Work to do —
Repeat the records exactly. Every line must match.

Data —
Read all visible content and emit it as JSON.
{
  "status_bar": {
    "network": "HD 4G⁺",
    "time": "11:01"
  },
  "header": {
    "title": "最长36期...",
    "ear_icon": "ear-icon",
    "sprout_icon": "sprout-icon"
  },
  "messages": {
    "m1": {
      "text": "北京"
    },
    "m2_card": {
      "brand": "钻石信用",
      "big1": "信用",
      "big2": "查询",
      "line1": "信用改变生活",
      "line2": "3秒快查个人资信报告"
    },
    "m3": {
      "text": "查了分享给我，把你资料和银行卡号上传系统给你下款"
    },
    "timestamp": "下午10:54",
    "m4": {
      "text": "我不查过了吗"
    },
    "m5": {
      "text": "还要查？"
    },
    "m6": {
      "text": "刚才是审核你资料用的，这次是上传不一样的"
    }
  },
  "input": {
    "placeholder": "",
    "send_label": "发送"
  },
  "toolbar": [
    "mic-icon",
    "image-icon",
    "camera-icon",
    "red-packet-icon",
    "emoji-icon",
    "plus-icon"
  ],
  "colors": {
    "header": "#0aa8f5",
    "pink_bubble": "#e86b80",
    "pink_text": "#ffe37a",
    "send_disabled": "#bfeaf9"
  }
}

Written reply —
Read all visible content and emit it as JSON.
{
  "status_bar": {
    "network": "HD 4G⁺",
    "time": "11:01"
  },
  "header": {
    "title": "最长36期...",
    "ear_icon": "ear-icon",
    "sprout_icon": "sprout-icon"
  },
  "messages": {
    "m1": {
      "text": "北京"
    },
    "m2_card": {
      "brand": "钻石信用",
      "big1": "信用",
      "big2": "查询",
      "line1": "信用改变生活",
      "line2": "3秒快查个人资信报告"
    },
    "m3": {
      "text": "查了分享给我，把你资料和银行卡号上传系统给你下款"
    },
    "timestamp": "下午10:54",
    "m4": {
      "text": "我不查过了吗"
    },
    "m5": {
      "text": "还要查？"
    },
    "m6": {
      "text": "刚才是审核你资料用的，这次是上传不一样的"
    }
  },
  "input": {
    "placeholder": "",
    "send_label": "发送"
  },
  "toolbar": [
    "mic-icon",
    "image-icon",
    "camera-icon",
    "red-packet-icon",
    "emoji-icon",
    "plus-icon"
  ],
  "colors": {
    "header": "#0aa8f5",
    "pink_bubble": "#e86b80",
    "pink_text": "#ffe37a",
    "send_disabled": "#bfeaf9"
  }
}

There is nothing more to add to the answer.